**** Artikel
# PCI1 zu PCIe Adapter Schnittstellenkarte



## moonlive (19. September 2019)

Hi, hab da ein problem mit meinem Mainboard:
ASRock FM2A55M-VG3+ | Preisvergleich geizhals.eu EU
Es hat 2 x PCI-Schnittstellen: An der oberen ( PCIe ) hab ich eine GraKa eingebaut, auf der unteren ( PCI1 x 16? ) wollte ich eigentlich diese CaptureCard einbauen. Nun hat aber die Gamercard nur ( PCI1 x4 oder x8 ? ) und ist zu klein für die PCI1 Schnittstelle.
Was mach ich nun? 
Ich habe geschaut es gibt verschiedene PCI auf PCI Express Adapter / Schnittstellenkarten, nur welcher passt den nun?
Weil ich weiß nicht wieviel Pin's der untere Slot am Mainboard hat und welche ich nun genau für diese Gamercard brauche.

Noch dazu wenn ich ein Schnittstellen-Adapter einbau, wie bekomm ich dann die Gamercard dran?
Der Slot wäre ja versetzt, also hinten an der Hinterseite wo ich dann die Kabel dranklemme wäre ein versatz oder?


----------



## Metaltyp (19. September 2019)

Normalerweise würde ich sagen, das funktioniert so nicht, da PCI nur 133 MByte/s überträgt, während PCIe 1.0 x1 mit 250 MByte/s doppelt so schnell ist.
********
:: Anforderungen ::
Gib aus dem Artikel über den PCI-zu-PCIe-Adapter den Abschnitt wortgetreu aus, der mit „# PCI1 zu PCIe“ beginnt und mit „die Gamercard dran?“ endet.
**** Bereitgestellte Daten
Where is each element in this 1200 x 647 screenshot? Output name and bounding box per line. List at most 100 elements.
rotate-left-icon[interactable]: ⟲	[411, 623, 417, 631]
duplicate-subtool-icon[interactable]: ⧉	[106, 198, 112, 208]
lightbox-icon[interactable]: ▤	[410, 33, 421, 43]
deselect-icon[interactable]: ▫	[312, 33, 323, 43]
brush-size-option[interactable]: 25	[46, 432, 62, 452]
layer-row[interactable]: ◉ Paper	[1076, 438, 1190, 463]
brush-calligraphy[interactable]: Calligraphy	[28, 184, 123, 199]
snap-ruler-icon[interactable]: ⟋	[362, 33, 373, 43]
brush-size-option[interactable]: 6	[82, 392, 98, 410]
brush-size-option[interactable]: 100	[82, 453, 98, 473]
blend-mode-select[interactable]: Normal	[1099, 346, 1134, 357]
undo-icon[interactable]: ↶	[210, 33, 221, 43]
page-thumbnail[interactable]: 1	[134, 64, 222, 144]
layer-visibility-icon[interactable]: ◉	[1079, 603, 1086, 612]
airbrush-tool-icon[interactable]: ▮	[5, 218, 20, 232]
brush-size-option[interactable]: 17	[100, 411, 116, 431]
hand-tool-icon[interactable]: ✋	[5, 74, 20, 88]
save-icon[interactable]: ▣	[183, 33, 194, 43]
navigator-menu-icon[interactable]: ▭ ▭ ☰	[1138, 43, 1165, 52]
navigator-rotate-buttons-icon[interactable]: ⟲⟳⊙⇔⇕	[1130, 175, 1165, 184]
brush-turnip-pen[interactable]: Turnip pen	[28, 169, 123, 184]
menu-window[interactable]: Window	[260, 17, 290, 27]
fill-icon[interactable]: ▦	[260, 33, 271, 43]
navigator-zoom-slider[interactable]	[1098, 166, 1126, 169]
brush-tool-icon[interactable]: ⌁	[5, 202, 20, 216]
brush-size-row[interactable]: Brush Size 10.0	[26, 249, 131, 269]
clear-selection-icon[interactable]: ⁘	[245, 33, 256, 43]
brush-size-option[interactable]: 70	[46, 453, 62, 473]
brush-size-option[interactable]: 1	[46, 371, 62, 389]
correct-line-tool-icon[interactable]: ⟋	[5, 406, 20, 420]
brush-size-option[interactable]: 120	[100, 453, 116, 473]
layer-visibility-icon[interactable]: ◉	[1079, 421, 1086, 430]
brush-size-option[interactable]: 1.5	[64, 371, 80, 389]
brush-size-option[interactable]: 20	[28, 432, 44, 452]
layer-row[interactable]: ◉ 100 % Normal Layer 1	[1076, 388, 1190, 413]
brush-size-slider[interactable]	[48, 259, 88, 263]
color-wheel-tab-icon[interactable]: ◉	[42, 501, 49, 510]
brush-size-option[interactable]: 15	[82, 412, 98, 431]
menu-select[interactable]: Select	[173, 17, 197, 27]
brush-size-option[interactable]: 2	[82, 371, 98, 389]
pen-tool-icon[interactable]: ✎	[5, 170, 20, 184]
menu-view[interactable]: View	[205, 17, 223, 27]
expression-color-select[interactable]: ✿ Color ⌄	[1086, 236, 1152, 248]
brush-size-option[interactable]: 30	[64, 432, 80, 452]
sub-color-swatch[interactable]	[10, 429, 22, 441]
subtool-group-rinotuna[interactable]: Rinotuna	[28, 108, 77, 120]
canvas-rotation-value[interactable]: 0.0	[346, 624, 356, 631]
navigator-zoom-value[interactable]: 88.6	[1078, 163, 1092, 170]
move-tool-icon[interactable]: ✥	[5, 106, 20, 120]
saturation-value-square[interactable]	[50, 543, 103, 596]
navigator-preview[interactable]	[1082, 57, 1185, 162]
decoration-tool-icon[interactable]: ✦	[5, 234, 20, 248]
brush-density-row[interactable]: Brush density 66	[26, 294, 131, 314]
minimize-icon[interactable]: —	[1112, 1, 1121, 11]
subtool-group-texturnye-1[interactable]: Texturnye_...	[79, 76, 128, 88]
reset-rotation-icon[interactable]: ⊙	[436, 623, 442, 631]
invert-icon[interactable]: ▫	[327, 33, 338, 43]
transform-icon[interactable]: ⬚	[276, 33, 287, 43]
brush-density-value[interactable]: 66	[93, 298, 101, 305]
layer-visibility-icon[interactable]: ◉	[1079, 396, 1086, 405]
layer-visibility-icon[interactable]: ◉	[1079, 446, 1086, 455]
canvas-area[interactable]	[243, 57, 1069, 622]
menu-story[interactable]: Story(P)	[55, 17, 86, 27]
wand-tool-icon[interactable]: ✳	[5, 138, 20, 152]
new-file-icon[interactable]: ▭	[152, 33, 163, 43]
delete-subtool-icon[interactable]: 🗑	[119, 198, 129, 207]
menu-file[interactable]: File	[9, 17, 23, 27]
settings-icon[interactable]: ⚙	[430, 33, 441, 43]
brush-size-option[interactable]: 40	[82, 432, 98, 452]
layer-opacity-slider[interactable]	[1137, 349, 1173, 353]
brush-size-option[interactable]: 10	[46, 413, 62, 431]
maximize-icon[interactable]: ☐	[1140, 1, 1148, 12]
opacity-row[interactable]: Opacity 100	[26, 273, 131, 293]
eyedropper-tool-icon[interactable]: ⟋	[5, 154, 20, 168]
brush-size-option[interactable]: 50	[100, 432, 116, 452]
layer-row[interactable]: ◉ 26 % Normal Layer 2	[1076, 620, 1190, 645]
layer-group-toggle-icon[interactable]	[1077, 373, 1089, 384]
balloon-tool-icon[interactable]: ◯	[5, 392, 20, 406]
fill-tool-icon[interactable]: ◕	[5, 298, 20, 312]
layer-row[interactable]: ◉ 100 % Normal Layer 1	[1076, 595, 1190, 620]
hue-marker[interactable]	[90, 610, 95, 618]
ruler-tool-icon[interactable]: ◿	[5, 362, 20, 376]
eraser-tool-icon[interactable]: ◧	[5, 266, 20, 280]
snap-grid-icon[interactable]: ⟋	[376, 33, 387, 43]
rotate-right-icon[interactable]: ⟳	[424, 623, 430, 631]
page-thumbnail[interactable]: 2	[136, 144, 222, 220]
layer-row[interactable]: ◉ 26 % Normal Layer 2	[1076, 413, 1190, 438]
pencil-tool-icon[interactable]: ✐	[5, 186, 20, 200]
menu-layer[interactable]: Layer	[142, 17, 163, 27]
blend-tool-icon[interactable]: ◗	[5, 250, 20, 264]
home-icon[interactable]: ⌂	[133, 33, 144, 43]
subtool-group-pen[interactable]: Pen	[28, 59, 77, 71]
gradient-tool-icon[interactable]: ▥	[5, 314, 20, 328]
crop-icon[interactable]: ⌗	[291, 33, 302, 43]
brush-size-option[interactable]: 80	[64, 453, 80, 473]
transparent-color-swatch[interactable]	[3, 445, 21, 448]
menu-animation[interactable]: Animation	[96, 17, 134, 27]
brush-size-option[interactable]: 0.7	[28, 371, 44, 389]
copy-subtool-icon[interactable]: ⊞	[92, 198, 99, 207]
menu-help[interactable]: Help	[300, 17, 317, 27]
********
:: Problemlösung ::
# PCI1 zu PCIe Adapter Schnittstellenkarte



## moonlive (19. September 2019)

Hi, hab da ein problem mit meinem Mainboard:
ASRock FM2A55M-VG3+ | Preisvergleich geizhals.eu EU
Es hat 2 x PCI-Schnittstellen: An der oberen ( PCIe ) hab ich eine GraKa eingebaut, auf der unteren ( PCI1 x 16? ) wollte ich eigentlich diese CaptureCard einbauen. Nun hat aber die Gamercard nur ( PCI1 x4 oder x8 ? ) und ist zu klein für die PCI1 Schnittstelle.
Was mach ich nun? 
Ich habe geschaut es gibt verschiedene PCI auf PCI Express Adapter / Schnittstellenkarten, nur welcher passt den nun?
Weil ich weiß nicht wieviel Pin's der untere Slot am Mainboard hat und welche ich nun genau für diese Gamercard brauche.

Noch dazu wenn ich ein Schnittstellen-Adapter einbau, wie bekomm ich dann die Gamercard dran?